◆ Prompt ◆
Could you write out the records below exactly as they appear, leaving out any pictures?

◆ Data rows ◆

========================================================================

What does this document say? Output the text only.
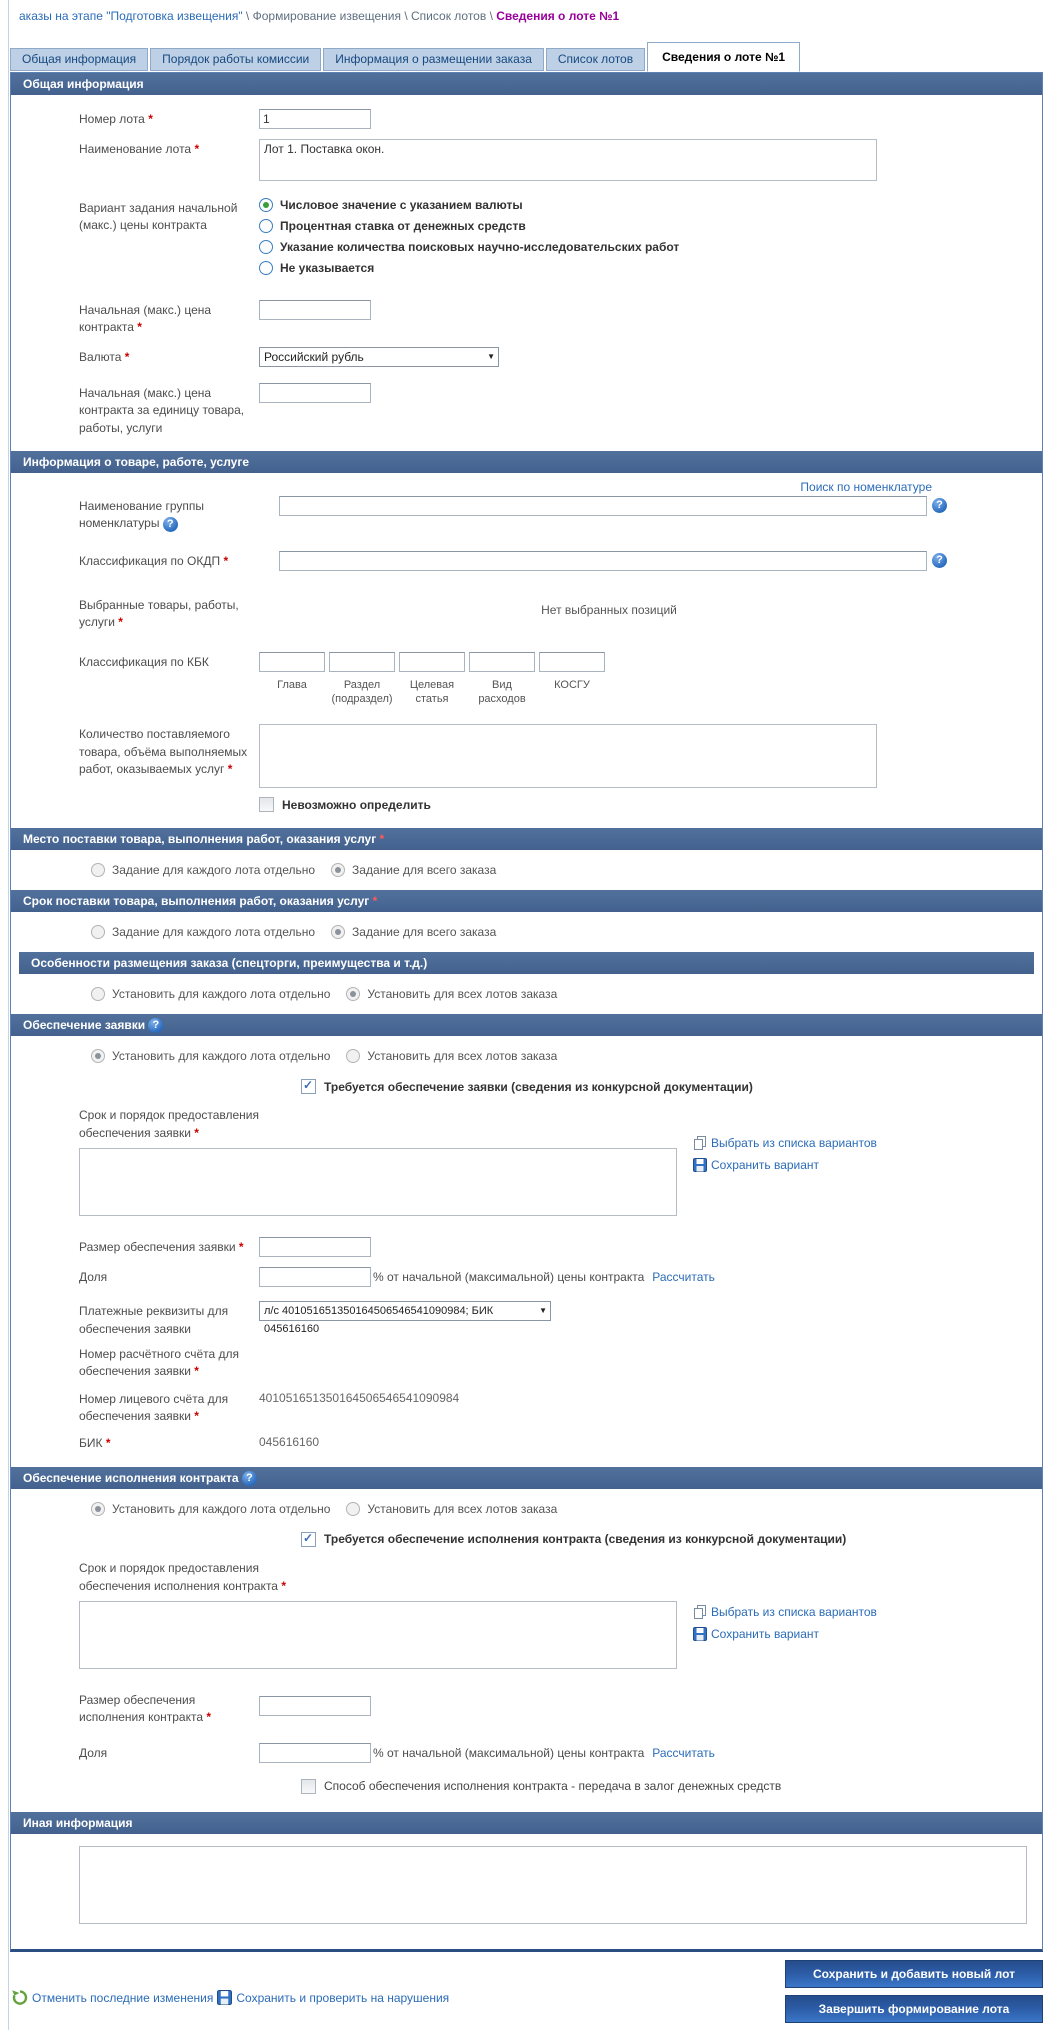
аказы на этапе "Подготовка извещения" \ Формирование извещения \ Список лотов \ Сведения о лоте №1
Общая информация	Порядок работы комиссии	Информация о размещении заказа	Список лотов	Сведения о лоте №1
Общая информация
Номер лота *
1
Наименование лота *
Лот 1. Поставка окон.
Вариант задания начальной (макс.) цены контракта
Числовое значение с указанием валюты
Процентная ставка от денежных средств
Указание количества поисковых научно-исследовательских работ
Не указывается
Начальная (макс.) цена контракта *
Валюта *	Российский рубль ▼
Начальная (макс.) цена контракта за единицу товара, работы, услуги
Информация о товаре, работе, услуге
Поиск по номенклатуре
Наименование группы номенклатуры ?
?
Классификация по ОКДП *	?
Выбранные товары, работы, услуги *
Нет выбранных позиций
Классификация по КБК
Глава	Раздел (подраздел)
Целевая статья
Вид расходов
КОСГУ
Количество поставляемого товара, объёма выполняемых работ, оказываемых услуг *
Невозможно определить
Место поставки товара, выполнения работ, оказания услуг *
Задание для каждого лота отдельно	Задание для всего заказа
Срок поставки товара, выполнения работ, оказания услуг *
Задание для каждого лота отдельно	Задание для всего заказа
Особенности размещения заказа (спецторги, преимущества и т.д.)
Установить для каждого лота отдельно	Установить для всех лотов заказа
Обеспечение заявки ?
Установить для каждого лота отдельно	Установить для всех лотов заказа
✓
Требуется обеспечение заявки (сведения из конкурсной документации)
Срок и порядок предоставления обеспечения заявки *
Выбрать из списка вариантов
Сохранить вариант
Размер обеспечения заявки *
Доля	% от начальной (максимальной) цены контракта Рассчитать
Платежные реквизиты для обеспечения заявки
л/с 401051651350164506546541090984; БИК 045616160 ▼
Номер расчётного счёта для обеспечения заявки *
Номер лицевого счёта для обеспечения заявки *
401051651350164506546541090984
БИК *	045616160
Обеспечение исполнения контракта ?
Установить для каждого лота отдельно	Установить для всех лотов заказа
✓
Требуется обеспечение исполнения контракта (сведения из конкурсной документации)
Срок и порядок предоставления обеспечения исполнения контракта *
Выбрать из списка вариантов
Сохранить вариант
Размер обеспечения исполнения контракта *
Доля	% от начальной (максимальной) цены контракта Рассчитать
Способ обеспечения исполнения контракта - передача в залог денежных средств
Иная информация
Отменить последние изменения Сохранить и проверить на нарушения
Сохранить и добавить новый лот
Завершить формирование лота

========================================================================

◆ Answer to this exercise ◆
What does this document say? Output the text only.
аказы на этапе "Подготовка извещения" \ Формирование извещения \ Список лотов \ Сведения о лоте №1
Общая информация	Порядок работы комиссии	Информация о размещении заказа	Список лотов	Сведения о лоте №1
Общая информация
Номер лота *
1
Наименование лота *
Лот 1. Поставка окон.
Вариант задания начальной (макс.) цены контракта
Числовое значение с указанием валюты
Процентная ставка от денежных средств
Указание количества поисковых научно-исследовательских работ
Не указывается
Начальная (макс.) цена контракта *
Валюта *	Российский рубль ▼
Начальная (макс.) цена контракта за единицу товара, работы, услуги
Информация о товаре, работе, услуге
Поиск по номенклатуре
Наименование группы номенклатуры ?
?
Классификация по ОКДП *	?
Выбранные товары, работы, услуги *
Нет выбранных позиций
Классификация по КБК
Глава	Раздел (подраздел)
Целевая статья
Вид расходов
КОСГУ
Количество поставляемого товара, объёма выполняемых работ, оказываемых услуг *
Невозможно определить
Место поставки товара, выполнения работ, оказания услуг *
Задание для каждого лота отдельно	Задание для всего заказа
Срок поставки товара, выполнения работ, оказания услуг *
Задание для каждого лота отдельно	Задание для всего заказа
Особенности размещения заказа (спецторги, преимущества и т.д.)
Установить для каждого лота отдельно	Установить для всех лотов заказа
Обеспечение заявки ?
Установить для каждого лота отдельно	Установить для всех лотов заказа
✓
Требуется обеспечение заявки (сведения из конкурсной документации)
Срок и порядок предоставления обеспечения заявки *
Выбрать из списка вариантов
Сохранить вариант
Размер обеспечения заявки *
Доля	% от начальной (максимальной) цены контракта Рассчитать
Платежные реквизиты для обеспечения заявки
л/с 401051651350164506546541090984; БИК 045616160 ▼
Номер расчётного счёта для обеспечения заявки *
Номер лицевого счёта для обеспечения заявки *
401051651350164506546541090984
БИК *	045616160
Обеспечение исполнения контракта ?
Установить для каждого лота отдельно	Установить для всех лотов заказа
✓
Требуется обеспечение исполнения контракта (сведения из конкурсной документации)
Срок и порядок предоставления обеспечения исполнения контракта *
Выбрать из списка вариантов
Сохранить вариант
Размер обеспечения исполнения контракта *
Доля	% от начальной (максимальной) цены контракта Рассчитать
Способ обеспечения исполнения контракта - передача в залог денежных средств
Иная информация
Отменить последние изменения Сохранить и проверить на нарушения
Сохранить и добавить новый лот
Завершить формирование лота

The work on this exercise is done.